--- Exercise instructions ---
Gather each line containing the string "missão" from these entries.

[START Provided records]

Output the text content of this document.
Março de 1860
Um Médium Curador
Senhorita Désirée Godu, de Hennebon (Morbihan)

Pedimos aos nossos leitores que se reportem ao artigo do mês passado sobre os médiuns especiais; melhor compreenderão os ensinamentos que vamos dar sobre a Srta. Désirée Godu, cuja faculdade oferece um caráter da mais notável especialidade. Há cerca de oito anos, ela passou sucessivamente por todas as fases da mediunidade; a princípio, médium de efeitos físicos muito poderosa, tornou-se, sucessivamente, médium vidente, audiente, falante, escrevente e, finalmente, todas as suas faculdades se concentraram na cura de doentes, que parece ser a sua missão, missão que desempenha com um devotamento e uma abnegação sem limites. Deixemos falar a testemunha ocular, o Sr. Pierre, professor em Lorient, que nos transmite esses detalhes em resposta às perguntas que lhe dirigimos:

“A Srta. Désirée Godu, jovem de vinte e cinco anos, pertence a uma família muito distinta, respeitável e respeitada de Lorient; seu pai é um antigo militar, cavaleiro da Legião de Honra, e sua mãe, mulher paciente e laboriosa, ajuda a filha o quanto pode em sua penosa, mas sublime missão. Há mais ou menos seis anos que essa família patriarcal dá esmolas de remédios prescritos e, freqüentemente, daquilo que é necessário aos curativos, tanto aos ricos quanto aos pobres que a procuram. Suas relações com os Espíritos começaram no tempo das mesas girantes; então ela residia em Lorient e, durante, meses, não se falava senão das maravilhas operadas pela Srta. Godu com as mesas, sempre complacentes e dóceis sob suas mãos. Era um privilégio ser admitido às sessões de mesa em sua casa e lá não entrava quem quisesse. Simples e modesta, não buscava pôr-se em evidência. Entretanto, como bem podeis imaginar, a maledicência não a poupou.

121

[END Provided records]

--- Answer for this exercise ---
Pedimos aos nossos leitores que se reportem ao artigo do mês passado sobre os médiuns especiais; melhor compreenderão os ensinamentos que vamos dar sobre a Srta. Désirée Godu, cuja faculdade oferece um caráter da mais notável especialidade. Há cerca de oito anos, ela passou sucessivamente por todas as fases da mediunidade; a princípio, médium de efeitos físicos muito poderosa, tornou-se, sucessivamente, médium vidente, audiente, falante, escrevente e, finalmente, todas as suas faculdades se concentraram na cura de doentes, que parece ser a sua missão, missão que desempenha com um devotamento e uma abnegação sem limites. Deixemos falar a testemunha ocular, o Sr. Pierre, professor em Lorient, que nos transmite esses detalhes em resposta às perguntas que lhe dirigimos:
“A Srta. Désirée Godu, jovem de vinte e cinco anos, pertence a uma família muito distinta, respeitável e respeitada de Lorient; seu pai é um antigo militar, cavaleiro da Legião de Honra, e sua mãe, mulher paciente e laboriosa, ajuda a filha o quanto pode em sua penosa, mas sublime missão. Há mais ou menos seis anos que essa família patriarcal dá esmolas de remédios prescritos e, freqüentemente, daquilo que é necessário aos curativos, tanto aos ricos quanto aos pobres que a procuram. Suas relações com os Espíritos começaram no tempo das mesas girantes; então ela residia em Lorient e, durante, meses, não se falava senão das maravilhas operadas pela Srta. Godu com as mesas, sempre complacentes e dóceis sob suas mãos. Era um privilégio ser admitido às sessões de mesa em sua casa e lá não entrava quem quisesse. Simples e modesta, não buscava pôr-se em evidência. Entretanto, como bem podeis imaginar, a maledicência não a poupou.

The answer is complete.